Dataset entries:

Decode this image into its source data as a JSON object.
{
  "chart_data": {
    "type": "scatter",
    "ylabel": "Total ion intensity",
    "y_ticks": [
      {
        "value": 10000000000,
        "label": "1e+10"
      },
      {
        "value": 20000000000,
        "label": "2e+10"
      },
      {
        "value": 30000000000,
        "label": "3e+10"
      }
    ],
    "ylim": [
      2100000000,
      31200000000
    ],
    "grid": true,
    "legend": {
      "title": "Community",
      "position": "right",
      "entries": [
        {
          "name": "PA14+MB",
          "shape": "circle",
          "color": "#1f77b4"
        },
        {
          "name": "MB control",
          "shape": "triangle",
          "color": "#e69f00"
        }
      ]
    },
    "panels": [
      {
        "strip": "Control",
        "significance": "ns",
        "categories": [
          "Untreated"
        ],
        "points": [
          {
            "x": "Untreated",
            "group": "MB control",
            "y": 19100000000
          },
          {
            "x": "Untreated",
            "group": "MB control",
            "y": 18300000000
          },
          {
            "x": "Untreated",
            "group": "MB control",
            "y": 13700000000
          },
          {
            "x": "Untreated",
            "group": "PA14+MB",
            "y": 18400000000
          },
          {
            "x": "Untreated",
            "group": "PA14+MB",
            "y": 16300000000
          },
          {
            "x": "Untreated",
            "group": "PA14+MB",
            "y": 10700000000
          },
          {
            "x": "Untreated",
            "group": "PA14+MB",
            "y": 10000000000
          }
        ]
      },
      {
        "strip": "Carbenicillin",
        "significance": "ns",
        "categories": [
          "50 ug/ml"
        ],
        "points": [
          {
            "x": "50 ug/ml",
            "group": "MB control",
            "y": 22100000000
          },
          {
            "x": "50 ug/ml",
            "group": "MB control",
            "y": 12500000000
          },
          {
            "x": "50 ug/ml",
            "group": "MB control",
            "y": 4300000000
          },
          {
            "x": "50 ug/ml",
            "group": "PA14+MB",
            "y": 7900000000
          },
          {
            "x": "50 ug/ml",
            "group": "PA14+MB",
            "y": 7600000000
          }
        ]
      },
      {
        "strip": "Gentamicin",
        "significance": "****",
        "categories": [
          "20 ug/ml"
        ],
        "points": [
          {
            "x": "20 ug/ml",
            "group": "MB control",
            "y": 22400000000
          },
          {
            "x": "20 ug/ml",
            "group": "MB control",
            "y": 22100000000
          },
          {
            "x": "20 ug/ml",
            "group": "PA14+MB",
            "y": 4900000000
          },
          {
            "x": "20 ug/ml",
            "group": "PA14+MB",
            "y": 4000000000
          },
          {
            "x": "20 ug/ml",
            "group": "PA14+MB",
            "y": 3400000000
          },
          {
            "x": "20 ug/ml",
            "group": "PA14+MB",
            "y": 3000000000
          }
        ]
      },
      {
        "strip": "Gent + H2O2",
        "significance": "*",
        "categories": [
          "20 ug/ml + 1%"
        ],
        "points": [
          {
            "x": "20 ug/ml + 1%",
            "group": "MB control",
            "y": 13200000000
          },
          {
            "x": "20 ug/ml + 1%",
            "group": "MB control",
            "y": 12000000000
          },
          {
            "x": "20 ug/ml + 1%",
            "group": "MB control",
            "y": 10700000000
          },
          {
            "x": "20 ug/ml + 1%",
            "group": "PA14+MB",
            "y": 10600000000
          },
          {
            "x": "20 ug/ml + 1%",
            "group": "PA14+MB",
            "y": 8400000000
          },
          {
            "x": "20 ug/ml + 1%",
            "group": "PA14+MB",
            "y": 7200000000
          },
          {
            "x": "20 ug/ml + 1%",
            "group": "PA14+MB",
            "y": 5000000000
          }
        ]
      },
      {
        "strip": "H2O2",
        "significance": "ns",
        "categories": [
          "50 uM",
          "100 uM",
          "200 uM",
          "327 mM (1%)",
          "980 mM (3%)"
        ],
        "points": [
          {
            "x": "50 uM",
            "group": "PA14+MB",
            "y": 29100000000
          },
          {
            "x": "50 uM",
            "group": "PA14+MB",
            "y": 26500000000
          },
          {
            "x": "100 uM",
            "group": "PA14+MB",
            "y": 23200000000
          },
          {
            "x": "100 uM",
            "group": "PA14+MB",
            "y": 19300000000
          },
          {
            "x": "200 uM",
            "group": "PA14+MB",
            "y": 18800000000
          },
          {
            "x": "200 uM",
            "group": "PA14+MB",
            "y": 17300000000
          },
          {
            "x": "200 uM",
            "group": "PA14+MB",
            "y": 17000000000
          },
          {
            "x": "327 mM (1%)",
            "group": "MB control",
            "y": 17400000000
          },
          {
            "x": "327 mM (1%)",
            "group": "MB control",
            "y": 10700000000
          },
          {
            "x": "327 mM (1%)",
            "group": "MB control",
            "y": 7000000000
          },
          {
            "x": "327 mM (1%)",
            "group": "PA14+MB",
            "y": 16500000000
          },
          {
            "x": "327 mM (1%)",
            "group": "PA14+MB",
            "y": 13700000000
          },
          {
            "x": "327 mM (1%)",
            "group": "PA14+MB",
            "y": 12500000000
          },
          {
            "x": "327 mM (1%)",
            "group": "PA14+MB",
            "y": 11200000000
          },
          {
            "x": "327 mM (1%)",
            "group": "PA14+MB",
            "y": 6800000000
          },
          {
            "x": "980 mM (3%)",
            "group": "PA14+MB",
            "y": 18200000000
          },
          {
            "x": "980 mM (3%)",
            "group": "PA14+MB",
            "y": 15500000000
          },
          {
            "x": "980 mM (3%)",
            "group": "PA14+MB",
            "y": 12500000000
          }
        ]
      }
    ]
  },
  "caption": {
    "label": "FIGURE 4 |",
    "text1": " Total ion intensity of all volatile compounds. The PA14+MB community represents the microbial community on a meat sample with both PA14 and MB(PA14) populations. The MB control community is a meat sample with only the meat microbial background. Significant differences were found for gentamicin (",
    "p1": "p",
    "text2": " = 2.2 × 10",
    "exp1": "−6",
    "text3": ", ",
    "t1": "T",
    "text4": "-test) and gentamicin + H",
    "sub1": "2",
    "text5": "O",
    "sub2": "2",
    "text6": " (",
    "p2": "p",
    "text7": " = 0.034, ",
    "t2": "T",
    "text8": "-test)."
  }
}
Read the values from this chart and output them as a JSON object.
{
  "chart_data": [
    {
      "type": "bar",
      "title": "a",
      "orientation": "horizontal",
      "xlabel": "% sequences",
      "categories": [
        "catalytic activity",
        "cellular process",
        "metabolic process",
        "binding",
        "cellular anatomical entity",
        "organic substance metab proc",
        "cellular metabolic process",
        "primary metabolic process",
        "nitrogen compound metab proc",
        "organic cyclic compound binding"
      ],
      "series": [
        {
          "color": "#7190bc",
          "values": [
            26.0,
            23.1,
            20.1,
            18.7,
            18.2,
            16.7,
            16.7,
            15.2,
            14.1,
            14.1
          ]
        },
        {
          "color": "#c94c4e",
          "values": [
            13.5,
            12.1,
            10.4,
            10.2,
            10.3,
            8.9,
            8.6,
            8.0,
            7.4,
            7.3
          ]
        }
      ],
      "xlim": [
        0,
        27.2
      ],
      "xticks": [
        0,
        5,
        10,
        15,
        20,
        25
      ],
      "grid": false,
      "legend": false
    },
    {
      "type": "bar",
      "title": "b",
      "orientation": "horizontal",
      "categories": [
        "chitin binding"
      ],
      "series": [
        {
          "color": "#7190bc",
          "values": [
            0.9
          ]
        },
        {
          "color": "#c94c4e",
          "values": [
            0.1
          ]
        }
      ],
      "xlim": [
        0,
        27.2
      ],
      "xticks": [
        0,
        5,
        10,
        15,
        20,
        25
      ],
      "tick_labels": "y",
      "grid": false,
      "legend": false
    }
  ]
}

Exercise directions = From the records above, extract each line exactly as shown.

Result below =
Decode this image into its source data as a JSON object.
{
  "chart_data": {
    "type": "scatter",
    "ylabel": "Total ion intensity",
    "y_ticks": [
      {
        "value": 10000000000,
        "label": "1e+10"
      },
      {
        "value": 20000000000,
        "label": "2e+10"
      },
      {
        "value": 30000000000,
        "label": "3e+10"
      }
    ],
    "ylim": [
      2100000000,
      31200000000
    ],
    "grid": true,
    "legend": {
      "title": "Community",
      "position": "right",
      "entries": [
        {
          "name": "PA14+MB",
          "shape": "circle",
          "color": "#1f77b4"
        },
        {
          "name": "MB control",
          "shape": "triangle",
          "color": "#e69f00"
        }
      ]
    },
    "panels": [
      {
        "strip": "Control",
        "significance": "ns",
        "categories": [
          "Untreated"
        ],
        "points": [
          {
            "x": "Untreated",
            "group": "MB control",
            "y": 19100000000
          },
          {
            "x": "Untreated",
            "group": "MB control",
            "y": 18300000000
          },
          {
            "x": "Untreated",
            "group": "MB control",
            "y": 13700000000
          },
          {
            "x": "Untreated",
            "group": "PA14+MB",
            "y": 18400000000
          },
          {
            "x": "Untreated",
            "group": "PA14+MB",
            "y": 16300000000
          },
          {
            "x": "Untreated",
            "group": "PA14+MB",
            "y": 10700000000
          },
          {
            "x": "Untreated",
            "group": "PA14+MB",
            "y": 10000000000
          }
        ]
      },
      {
        "strip": "Carbenicillin",
        "significance": "ns",
        "categories": [
          "50 ug/ml"
        ],
        "points": [
          {
            "x": "50 ug/ml",
            "group": "MB control",
            "y": 22100000000
          },
          {
            "x": "50 ug/ml",
            "group": "MB control",
            "y": 12500000000
          },
          {
            "x": "50 ug/ml",
            "group": "MB control",
            "y": 4300000000
          },
          {
            "x": "50 ug/ml",
            "group": "PA14+MB",
            "y": 7900000000
          },
          {
            "x": "50 ug/ml",
            "group": "PA14+MB",
            "y": 7600000000
          }
        ]
      },
      {
        "strip": "Gentamicin",
        "significance": "****",
        "categories": [
          "20 ug/ml"
        ],
        "points": [
          {
            "x": "20 ug/ml",
            "group": "MB control",
            "y": 22400000000
          },
          {
            "x": "20 ug/ml",
            "group": "MB control",
            "y": 22100000000
          },
          {
            "x": "20 ug/ml",
            "group": "PA14+MB",
            "y": 4900000000
          },
          {
            "x": "20 ug/ml",
            "group": "PA14+MB",
            "y": 4000000000
          },
          {
            "x": "20 ug/ml",
            "group": "PA14+MB",
            "y": 3400000000
          },
          {
            "x": "20 ug/ml",
            "group": "PA14+MB",
            "y": 3000000000
          }
        ]
      },
      {
        "strip": "Gent + H2O2",
        "significance": "*",
        "categories": [
          "20 ug/ml + 1%"
        ],
        "points": [
          {
            "x": "20 ug/ml + 1%",
            "group": "MB control",
            "y": 13200000000
          },
          {
            "x": "20 ug/ml + 1%",
            "group": "MB control",
            "y": 12000000000
          },
          {
            "x": "20 ug/ml + 1%",
            "group": "MB control",
            "y": 10700000000
          },
          {
            "x": "20 ug/ml + 1%",
            "group": "PA14+MB",
            "y": 10600000000
          },
          {
            "x": "20 ug/ml + 1%",
            "group": "PA14+MB",
            "y": 8400000000
          },
          {
            "x": "20 ug/ml + 1%",
            "group": "PA14+MB",
            "y": 7200000000
          },
          {
            "x": "20 ug/ml + 1%",
            "group": "PA14+MB",
            "y": 5000000000
          }
        ]
      },
      {
        "strip": "H2O2",
        "significance": "ns",
        "categories": [
          "50 uM",
          "100 uM",
          "200 uM",
          "327 mM (1%)",
          "980 mM (3%)"
        ],
        "points": [
          {
            "x": "50 uM",
            "group": "PA14+MB",
            "y": 29100000000
          },
          {
            "x": "50 uM",
            "group": "PA14+MB",
            "y": 26500000000
          },
          {
            "x": "100 uM",
            "group": "PA14+MB",
            "y": 23200000000
          },
          {
            "x": "100 uM",
            "group": "PA14+MB",
            "y": 19300000000
          },
          {
            "x": "200 uM",
            "group": "PA14+MB",
            "y": 18800000000
          },
          {
            "x": "200 uM",
            "group": "PA14+MB",
            "y": 17300000000
          },
          {
            "x": "200 uM",
            "group": "PA14+MB",
            "y": 17000000000
          },
          {
            "x": "327 mM (1%)",
            "group": "MB control",
            "y": 17400000000
          },
          {
            "x": "327 mM (1%)",
            "group": "MB control",
            "y": 10700000000
          },
          {
            "x": "327 mM (1%)",
            "group": "MB control",
            "y": 7000000000
          },
          {
            "x": "327 mM (1%)",
            "group": "PA14+MB",
            "y": 16500000000
          },
          {
            "x": "327 mM (1%)",
            "group": "PA14+MB",
            "y": 13700000000
          },
          {
            "x": "327 mM (1%)",
            "group": "PA14+MB",
            "y": 12500000000
          },
          {
            "x": "327 mM (1%)",
            "group": "PA14+MB",
            "y": 11200000000
          },
          {
            "x": "327 mM (1%)",
            "group": "PA14+MB",
            "y": 6800000000
          },
          {
            "x": "980 mM (3%)",
            "group": "PA14+MB",
            "y": 18200000000
          },
          {
            "x": "980 mM (3%)",
            "group": "PA14+MB",
            "y": 15500000000
          },
          {
            "x": "980 mM (3%)",
            "group": "PA14+MB",
            "y": 12500000000
          }
        ]
      }
    ]
  },
  "caption": {
    "label": "FIGURE 4 |",
    "text1": " Total ion intensity of all volatile compounds. The PA14+MB community represents the microbial community on a meat sample with both PA14 and MB(PA14) populations. The MB control community is a meat sample with only the meat microbial background. Significant differences were found for gentamicin (",
    "p1": "p",
    "text2": " = 2.2 × 10",
    "exp1": "−6",
    "text3": ", ",
    "t1": "T",
    "text4": "-test) and gentamicin + H",
    "sub1": "2",
    "text5": "O",
    "sub2": "2",
    "text6": " (",
    "p2": "p",
    "text7": " = 0.034, ",
    "t2": "T",
    "text8": "-test)."
  }
}
Read the values from this chart and output them as a JSON object.
{
  "chart_data": [
    {
      "type": "bar",
      "title": "a",
      "orientation": "horizontal",
      "xlabel": "% sequences",
      "categories": [
        "catalytic activity",
        "cellular process",
        "metabolic process",
        "binding",
        "cellular anatomical entity",
        "organic substance metab proc",
        "cellular metabolic process",
        "primary metabolic process",
        "nitrogen compound metab proc",
        "organic cyclic compound binding"
      ],
      "series": [
        {
          "color": "#7190bc",
          "values": [
            26.0,
            23.1,
            20.1,
            18.7,
            18.2,
            16.7,
            16.7,
            15.2,
            14.1,
            14.1
          ]
        },
        {
          "color": "#c94c4e",
          "values": [
            13.5,
            12.1,
            10.4,
            10.2,
            10.3,
            8.9,
            8.6,
            8.0,
            7.4,
            7.3
          ]
        }
      ],
      "xlim": [
        0,
        27.2
      ],
      "xticks": [
        0,
        5,
        10,
        15,
        20,
        25
      ],
      "grid": false,
      "legend": false
    },
    {
      "type": "bar",
      "title": "b",
      "orientation": "horizontal",
      "categories": [
        "chitin binding"
      ],
      "series": [
        {
          "color": "#7190bc",
          "values": [
            0.9
          ]
        },
        {
          "color": "#c94c4e",
          "values": [
            0.1
          ]
        }
      ],
      "xlim": [
        0,
        27.2
      ],
      "xticks": [
        0,
        5,
        10,
        15,
        20,
        25
      ],
      "tick_labels": "y",
      "grid": false,
      "legend": false
    }
  ]
}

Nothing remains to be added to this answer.